Collection entries

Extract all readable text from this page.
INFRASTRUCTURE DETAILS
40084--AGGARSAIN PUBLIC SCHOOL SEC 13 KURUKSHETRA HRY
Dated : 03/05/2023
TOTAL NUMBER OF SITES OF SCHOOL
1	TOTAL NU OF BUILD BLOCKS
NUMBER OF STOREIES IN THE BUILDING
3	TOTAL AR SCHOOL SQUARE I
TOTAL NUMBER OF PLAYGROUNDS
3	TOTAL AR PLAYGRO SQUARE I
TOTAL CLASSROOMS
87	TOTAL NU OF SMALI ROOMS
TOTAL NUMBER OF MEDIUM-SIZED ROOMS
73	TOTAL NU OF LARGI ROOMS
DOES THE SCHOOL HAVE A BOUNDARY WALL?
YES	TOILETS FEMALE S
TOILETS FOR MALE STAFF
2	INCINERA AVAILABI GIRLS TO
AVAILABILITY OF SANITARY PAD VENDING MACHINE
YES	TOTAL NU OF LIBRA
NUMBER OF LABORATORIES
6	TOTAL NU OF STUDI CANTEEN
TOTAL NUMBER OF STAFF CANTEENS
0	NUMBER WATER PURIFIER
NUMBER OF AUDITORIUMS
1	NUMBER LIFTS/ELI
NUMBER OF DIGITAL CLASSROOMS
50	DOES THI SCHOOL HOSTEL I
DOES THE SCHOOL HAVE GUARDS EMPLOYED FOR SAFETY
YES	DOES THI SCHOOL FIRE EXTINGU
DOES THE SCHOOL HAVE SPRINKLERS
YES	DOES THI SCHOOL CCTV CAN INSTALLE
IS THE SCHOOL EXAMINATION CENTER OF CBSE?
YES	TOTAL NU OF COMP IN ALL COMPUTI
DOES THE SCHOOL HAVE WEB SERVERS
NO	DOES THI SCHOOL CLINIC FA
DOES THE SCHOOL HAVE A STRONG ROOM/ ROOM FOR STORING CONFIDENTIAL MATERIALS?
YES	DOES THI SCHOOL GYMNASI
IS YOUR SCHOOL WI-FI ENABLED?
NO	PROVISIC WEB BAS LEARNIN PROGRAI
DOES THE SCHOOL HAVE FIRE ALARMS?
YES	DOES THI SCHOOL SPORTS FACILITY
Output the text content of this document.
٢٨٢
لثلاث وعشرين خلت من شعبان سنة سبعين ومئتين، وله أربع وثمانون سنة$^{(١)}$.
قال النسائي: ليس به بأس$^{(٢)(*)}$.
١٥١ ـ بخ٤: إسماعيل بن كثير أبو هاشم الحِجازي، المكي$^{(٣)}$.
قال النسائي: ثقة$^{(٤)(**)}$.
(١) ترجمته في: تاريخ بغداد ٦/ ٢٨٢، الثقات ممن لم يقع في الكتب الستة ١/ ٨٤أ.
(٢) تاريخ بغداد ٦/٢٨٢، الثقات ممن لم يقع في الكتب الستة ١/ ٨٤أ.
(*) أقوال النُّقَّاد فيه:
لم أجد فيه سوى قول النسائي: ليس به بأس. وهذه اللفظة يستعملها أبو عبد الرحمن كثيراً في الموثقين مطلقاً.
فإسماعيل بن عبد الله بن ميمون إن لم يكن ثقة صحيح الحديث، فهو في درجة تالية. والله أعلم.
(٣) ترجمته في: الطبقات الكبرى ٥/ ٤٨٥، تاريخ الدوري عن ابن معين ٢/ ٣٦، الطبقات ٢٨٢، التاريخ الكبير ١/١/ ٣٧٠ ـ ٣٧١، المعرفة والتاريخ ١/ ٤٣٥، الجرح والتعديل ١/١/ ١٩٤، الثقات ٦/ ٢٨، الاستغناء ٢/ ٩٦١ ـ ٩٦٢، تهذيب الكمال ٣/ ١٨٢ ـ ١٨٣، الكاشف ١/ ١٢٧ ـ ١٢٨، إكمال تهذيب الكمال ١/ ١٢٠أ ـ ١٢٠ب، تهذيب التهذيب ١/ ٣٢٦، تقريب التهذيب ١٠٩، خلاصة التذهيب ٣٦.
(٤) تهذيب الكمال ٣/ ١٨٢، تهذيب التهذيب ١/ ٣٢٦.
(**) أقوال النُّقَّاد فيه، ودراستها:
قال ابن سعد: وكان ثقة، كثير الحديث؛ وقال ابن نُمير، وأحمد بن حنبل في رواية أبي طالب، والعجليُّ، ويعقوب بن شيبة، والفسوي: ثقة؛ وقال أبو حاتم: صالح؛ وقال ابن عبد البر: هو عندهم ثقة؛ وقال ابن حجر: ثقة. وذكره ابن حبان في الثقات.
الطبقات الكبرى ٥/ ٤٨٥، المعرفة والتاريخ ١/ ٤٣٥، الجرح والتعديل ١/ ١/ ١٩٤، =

DIRECTION » Write out the full set of records exactly as given.

RESPONSE TO THIS EXERCISE »
Extract all readable text from this page.
INFRASTRUCTURE DETAILS
40084--AGGARSAIN PUBLIC SCHOOL SEC 13 KURUKSHETRA HRY
Dated : 03/05/2023
TOTAL NUMBER OF SITES OF SCHOOL
1	TOTAL NU OF BUILD BLOCKS
NUMBER OF STOREIES IN THE BUILDING
3	TOTAL AR SCHOOL SQUARE I
TOTAL NUMBER OF PLAYGROUNDS
3	TOTAL AR PLAYGRO SQUARE I
TOTAL CLASSROOMS
87	TOTAL NU OF SMALI ROOMS
TOTAL NUMBER OF MEDIUM-SIZED ROOMS
73	TOTAL NU OF LARGI ROOMS
DOES THE SCHOOL HAVE A BOUNDARY WALL?
YES	TOILETS FEMALE S
TOILETS FOR MALE STAFF
2	INCINERA AVAILABI GIRLS TO
AVAILABILITY OF SANITARY PAD VENDING MACHINE
YES	TOTAL NU OF LIBRA
NUMBER OF LABORATORIES
6	TOTAL NU OF STUDI CANTEEN
TOTAL NUMBER OF STAFF CANTEENS
0	NUMBER WATER PURIFIER
NUMBER OF AUDITORIUMS
1	NUMBER LIFTS/ELI
NUMBER OF DIGITAL CLASSROOMS
50	DOES THI SCHOOL HOSTEL I
DOES THE SCHOOL HAVE GUARDS EMPLOYED FOR SAFETY
YES	DOES THI SCHOOL FIRE EXTINGU
DOES THE SCHOOL HAVE SPRINKLERS
YES	DOES THI SCHOOL CCTV CAN INSTALLE
IS THE SCHOOL EXAMINATION CENTER OF CBSE?
YES	TOTAL NU OF COMP IN ALL COMPUTI
DOES THE SCHOOL HAVE WEB SERVERS
NO	DOES THI SCHOOL CLINIC FA
DOES THE SCHOOL HAVE A STRONG ROOM/ ROOM FOR STORING CONFIDENTIAL MATERIALS?
YES	DOES THI SCHOOL GYMNASI
IS YOUR SCHOOL WI-FI ENABLED?
NO	PROVISIC WEB BAS LEARNIN PROGRAI
DOES THE SCHOOL HAVE FIRE ALARMS?
YES	DOES THI SCHOOL SPORTS FACILITY
Output the text content of this document.
٢٨٢
لثلاث وعشرين خلت من شعبان سنة سبعين ومئتين، وله أربع وثمانون سنة$^{(١)}$.
قال النسائي: ليس به بأس$^{(٢)(*)}$.
١٥١ ـ بخ٤: إسماعيل بن كثير أبو هاشم الحِجازي، المكي$^{(٣)}$.
قال النسائي: ثقة$^{(٤)(**)}$.
(١) ترجمته في: تاريخ بغداد ٦/ ٢٨٢، الثقات ممن لم يقع في الكتب الستة ١/ ٨٤أ.
(٢) تاريخ بغداد ٦/٢٨٢، الثقات ممن لم يقع في الكتب الستة ١/ ٨٤أ.
(*) أقوال النُّقَّاد فيه:
لم أجد فيه سوى قول النسائي: ليس به بأس. وهذه اللفظة يستعملها أبو عبد الرحمن كثيراً في الموثقين مطلقاً.
فإسماعيل بن عبد الله بن ميمون إن لم يكن ثقة صحيح الحديث، فهو في درجة تالية. والله أعلم.
(٣) ترجمته في: الطبقات الكبرى ٥/ ٤٨٥، تاريخ الدوري عن ابن معين ٢/ ٣٦، الطبقات ٢٨٢، التاريخ الكبير ١/١/ ٣٧٠ ـ ٣٧١، المعرفة والتاريخ ١/ ٤٣٥، الجرح والتعديل ١/١/ ١٩٤، الثقات ٦/ ٢٨، الاستغناء ٢/ ٩٦١ ـ ٩٦٢، تهذيب الكمال ٣/ ١٨٢ ـ ١٨٣، الكاشف ١/ ١٢٧ ـ ١٢٨، إكمال تهذيب الكمال ١/ ١٢٠أ ـ ١٢٠ب، تهذيب التهذيب ١/ ٣٢٦، تقريب التهذيب ١٠٩، خلاصة التذهيب ٣٦.
(٤) تهذيب الكمال ٣/ ١٨٢، تهذيب التهذيب ١/ ٣٢٦.
(**) أقوال النُّقَّاد فيه، ودراستها:
قال ابن سعد: وكان ثقة، كثير الحديث؛ وقال ابن نُمير، وأحمد بن حنبل في رواية أبي طالب، والعجليُّ، ويعقوب بن شيبة، والفسوي: ثقة؛ وقال أبو حاتم: صالح؛ وقال ابن عبد البر: هو عندهم ثقة؛ وقال ابن حجر: ثقة. وذكره ابن حبان في الثقات.
الطبقات الكبرى ٥/ ٤٨٥، المعرفة والتاريخ ١/ ٤٣٥، الجرح والتعديل ١/ ١/ ١٩٤، =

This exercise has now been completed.